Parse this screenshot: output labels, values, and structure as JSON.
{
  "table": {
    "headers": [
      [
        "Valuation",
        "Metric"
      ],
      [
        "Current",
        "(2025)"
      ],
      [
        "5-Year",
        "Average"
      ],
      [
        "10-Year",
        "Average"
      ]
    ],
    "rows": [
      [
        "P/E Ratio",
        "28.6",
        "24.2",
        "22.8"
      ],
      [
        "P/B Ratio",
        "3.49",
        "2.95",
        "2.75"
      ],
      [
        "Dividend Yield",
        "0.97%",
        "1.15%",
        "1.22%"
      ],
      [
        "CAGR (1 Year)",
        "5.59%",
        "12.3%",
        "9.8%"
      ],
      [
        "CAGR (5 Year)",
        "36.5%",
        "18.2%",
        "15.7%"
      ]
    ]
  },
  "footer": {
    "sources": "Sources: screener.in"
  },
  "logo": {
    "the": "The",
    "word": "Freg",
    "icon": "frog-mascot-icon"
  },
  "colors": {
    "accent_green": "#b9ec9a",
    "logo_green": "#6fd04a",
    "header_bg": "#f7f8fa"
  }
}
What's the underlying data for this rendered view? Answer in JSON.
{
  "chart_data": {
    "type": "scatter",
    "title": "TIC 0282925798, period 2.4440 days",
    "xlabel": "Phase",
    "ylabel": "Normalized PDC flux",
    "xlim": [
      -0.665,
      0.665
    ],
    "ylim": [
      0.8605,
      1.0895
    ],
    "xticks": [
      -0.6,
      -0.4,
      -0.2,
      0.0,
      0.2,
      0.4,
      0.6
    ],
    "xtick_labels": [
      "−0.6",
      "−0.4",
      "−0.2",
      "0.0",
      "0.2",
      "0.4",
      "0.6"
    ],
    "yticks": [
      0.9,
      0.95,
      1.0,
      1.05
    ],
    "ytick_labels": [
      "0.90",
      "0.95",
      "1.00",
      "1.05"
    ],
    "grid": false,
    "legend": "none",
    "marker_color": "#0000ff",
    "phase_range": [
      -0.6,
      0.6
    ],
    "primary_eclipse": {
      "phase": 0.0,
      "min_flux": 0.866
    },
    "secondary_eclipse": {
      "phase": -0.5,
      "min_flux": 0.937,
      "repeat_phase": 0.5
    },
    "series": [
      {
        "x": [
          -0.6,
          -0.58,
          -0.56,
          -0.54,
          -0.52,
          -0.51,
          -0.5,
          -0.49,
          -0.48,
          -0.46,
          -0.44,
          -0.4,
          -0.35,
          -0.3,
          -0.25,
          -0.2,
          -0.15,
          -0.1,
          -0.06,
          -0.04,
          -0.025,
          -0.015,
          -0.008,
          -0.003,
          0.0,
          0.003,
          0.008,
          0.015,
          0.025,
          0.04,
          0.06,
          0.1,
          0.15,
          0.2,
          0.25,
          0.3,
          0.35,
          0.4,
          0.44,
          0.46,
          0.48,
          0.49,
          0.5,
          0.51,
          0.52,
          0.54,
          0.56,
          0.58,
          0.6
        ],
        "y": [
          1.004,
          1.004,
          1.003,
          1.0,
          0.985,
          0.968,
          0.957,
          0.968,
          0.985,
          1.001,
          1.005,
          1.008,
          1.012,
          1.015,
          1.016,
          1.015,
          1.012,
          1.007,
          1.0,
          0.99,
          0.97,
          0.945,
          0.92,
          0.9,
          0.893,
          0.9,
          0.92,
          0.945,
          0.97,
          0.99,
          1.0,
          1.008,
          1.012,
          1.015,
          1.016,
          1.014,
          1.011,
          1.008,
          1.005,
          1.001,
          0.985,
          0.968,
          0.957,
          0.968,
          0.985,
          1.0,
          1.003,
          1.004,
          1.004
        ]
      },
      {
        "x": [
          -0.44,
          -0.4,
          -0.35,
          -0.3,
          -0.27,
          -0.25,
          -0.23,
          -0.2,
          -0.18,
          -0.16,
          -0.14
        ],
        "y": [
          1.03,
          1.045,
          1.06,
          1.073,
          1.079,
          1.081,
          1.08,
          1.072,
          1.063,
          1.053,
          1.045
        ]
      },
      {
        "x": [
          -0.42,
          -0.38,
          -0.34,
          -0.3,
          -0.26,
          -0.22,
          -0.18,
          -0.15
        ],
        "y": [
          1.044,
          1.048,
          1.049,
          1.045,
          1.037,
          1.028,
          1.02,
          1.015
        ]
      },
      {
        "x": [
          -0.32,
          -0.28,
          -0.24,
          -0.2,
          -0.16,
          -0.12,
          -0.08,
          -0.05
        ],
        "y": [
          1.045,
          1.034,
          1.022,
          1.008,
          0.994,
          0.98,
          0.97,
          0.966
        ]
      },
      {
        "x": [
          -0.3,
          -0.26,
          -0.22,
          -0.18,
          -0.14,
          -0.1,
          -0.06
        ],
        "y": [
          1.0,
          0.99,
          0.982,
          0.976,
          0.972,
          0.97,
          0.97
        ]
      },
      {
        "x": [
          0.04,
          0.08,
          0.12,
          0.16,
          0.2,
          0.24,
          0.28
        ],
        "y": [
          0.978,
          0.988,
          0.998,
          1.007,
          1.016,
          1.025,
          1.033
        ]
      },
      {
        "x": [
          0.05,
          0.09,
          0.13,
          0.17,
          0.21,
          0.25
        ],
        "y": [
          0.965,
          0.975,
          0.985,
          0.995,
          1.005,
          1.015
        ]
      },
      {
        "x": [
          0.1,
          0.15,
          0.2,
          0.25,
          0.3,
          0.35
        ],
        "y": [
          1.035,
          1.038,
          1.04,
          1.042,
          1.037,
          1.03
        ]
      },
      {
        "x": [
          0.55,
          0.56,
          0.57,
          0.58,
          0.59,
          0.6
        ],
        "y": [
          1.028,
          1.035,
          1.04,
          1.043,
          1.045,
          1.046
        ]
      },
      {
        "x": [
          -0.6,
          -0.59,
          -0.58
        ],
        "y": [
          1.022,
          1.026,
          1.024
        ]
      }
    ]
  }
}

★ ★ ★ ★

What you need to do – Report only a number: how many lines in the material above contain the string "this".

Reply to the exercise – 2